→ **WRITTEN TASK**:
Review the material and extract every line in which the word "JSON" occurs.

──────── INFORMATION GIVEN ────────

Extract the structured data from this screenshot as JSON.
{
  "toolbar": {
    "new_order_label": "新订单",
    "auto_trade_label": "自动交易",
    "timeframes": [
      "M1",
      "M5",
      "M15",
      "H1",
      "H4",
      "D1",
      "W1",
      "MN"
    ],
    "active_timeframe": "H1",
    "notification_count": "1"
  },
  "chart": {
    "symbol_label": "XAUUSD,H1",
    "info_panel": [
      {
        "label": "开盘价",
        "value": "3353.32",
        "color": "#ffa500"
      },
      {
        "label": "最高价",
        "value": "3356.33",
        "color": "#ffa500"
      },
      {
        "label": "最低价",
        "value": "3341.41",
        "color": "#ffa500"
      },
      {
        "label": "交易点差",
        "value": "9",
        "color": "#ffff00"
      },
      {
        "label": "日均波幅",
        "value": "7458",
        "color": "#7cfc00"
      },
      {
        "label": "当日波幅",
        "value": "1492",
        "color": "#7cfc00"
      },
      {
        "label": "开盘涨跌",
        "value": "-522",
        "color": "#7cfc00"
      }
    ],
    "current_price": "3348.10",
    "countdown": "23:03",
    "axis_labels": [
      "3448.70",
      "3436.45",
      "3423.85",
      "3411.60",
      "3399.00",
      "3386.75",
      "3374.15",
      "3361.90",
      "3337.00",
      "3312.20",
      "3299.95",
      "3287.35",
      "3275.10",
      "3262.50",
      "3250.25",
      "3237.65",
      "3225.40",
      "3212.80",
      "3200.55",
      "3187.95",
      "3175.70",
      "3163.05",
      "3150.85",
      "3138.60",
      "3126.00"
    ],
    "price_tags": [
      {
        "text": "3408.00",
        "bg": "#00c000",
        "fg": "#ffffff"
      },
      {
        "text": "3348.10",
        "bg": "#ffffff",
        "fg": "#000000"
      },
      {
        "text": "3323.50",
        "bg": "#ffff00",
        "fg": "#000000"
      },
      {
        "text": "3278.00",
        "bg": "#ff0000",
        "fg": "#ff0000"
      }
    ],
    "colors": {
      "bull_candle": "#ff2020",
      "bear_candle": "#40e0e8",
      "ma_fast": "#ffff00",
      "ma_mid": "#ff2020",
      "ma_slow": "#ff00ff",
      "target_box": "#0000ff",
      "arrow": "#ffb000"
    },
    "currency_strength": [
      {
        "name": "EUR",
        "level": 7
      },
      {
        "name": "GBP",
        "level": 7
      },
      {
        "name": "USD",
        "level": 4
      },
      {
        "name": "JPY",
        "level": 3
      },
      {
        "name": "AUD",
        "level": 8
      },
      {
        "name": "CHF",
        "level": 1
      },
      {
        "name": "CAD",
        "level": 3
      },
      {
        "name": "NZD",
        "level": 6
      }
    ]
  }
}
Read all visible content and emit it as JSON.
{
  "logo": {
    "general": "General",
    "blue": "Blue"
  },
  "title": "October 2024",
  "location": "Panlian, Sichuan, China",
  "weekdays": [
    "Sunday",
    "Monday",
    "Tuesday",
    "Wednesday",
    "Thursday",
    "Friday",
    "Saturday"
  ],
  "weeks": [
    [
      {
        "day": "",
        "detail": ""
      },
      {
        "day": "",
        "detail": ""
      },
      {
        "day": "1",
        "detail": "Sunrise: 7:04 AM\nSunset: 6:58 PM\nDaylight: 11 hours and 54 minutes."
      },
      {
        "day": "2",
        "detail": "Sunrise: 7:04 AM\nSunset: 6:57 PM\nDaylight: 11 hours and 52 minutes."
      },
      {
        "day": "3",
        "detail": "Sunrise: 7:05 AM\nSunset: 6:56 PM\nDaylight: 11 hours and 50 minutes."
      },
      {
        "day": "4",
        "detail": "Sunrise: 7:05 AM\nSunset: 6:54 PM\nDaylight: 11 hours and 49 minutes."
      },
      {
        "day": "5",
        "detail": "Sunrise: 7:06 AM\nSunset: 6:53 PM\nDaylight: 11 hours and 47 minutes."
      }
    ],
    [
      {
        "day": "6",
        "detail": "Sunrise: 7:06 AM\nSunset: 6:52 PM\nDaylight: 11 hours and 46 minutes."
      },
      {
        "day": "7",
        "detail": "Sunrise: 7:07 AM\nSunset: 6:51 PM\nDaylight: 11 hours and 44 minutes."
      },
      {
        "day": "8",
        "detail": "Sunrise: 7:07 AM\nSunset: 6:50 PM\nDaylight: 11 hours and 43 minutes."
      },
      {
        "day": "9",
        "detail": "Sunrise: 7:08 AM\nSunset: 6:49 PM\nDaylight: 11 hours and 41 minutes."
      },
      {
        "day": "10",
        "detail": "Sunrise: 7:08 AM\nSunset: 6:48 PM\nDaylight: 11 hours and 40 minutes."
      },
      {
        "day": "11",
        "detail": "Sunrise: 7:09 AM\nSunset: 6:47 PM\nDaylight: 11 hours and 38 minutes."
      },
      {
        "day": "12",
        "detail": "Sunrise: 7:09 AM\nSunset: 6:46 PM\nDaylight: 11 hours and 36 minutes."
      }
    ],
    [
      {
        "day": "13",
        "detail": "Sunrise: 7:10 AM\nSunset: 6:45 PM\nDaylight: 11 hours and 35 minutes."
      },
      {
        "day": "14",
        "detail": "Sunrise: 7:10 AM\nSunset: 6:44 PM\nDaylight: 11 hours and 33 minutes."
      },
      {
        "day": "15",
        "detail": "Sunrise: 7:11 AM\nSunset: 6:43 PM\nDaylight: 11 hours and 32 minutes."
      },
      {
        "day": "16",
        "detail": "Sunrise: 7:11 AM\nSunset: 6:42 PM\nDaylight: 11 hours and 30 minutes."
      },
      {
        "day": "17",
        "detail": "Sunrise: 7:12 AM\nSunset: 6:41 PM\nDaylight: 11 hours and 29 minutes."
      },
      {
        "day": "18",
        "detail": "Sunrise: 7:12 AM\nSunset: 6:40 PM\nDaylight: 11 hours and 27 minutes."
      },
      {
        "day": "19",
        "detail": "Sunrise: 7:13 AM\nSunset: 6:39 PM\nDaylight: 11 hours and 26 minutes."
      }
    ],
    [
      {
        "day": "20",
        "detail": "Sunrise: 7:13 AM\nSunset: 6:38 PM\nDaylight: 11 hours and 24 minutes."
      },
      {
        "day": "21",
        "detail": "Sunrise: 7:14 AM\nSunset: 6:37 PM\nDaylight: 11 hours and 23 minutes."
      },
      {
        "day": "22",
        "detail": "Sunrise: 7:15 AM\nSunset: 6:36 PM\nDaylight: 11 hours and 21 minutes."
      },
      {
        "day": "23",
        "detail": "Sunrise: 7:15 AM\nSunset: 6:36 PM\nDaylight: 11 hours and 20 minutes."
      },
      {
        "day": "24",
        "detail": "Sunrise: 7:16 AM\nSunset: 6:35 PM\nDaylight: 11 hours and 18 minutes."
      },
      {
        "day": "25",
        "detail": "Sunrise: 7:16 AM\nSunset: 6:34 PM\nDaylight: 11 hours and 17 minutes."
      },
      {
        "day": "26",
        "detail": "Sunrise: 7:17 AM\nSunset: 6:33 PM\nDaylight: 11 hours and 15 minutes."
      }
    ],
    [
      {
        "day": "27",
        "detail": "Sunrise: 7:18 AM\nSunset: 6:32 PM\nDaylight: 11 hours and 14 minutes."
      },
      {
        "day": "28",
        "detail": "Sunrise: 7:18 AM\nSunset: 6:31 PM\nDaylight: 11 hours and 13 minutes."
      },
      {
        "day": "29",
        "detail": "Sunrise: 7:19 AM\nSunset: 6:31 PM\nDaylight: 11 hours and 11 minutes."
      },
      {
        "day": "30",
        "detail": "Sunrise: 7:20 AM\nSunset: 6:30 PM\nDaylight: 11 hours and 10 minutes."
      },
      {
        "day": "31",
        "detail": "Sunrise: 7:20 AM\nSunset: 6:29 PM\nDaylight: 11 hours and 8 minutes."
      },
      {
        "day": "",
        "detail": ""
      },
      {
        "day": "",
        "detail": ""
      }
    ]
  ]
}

────────

→ **EXPECTED ANSWER**:
Extract the structured data from this screenshot as JSON.
Read all visible content and emit it as JSON.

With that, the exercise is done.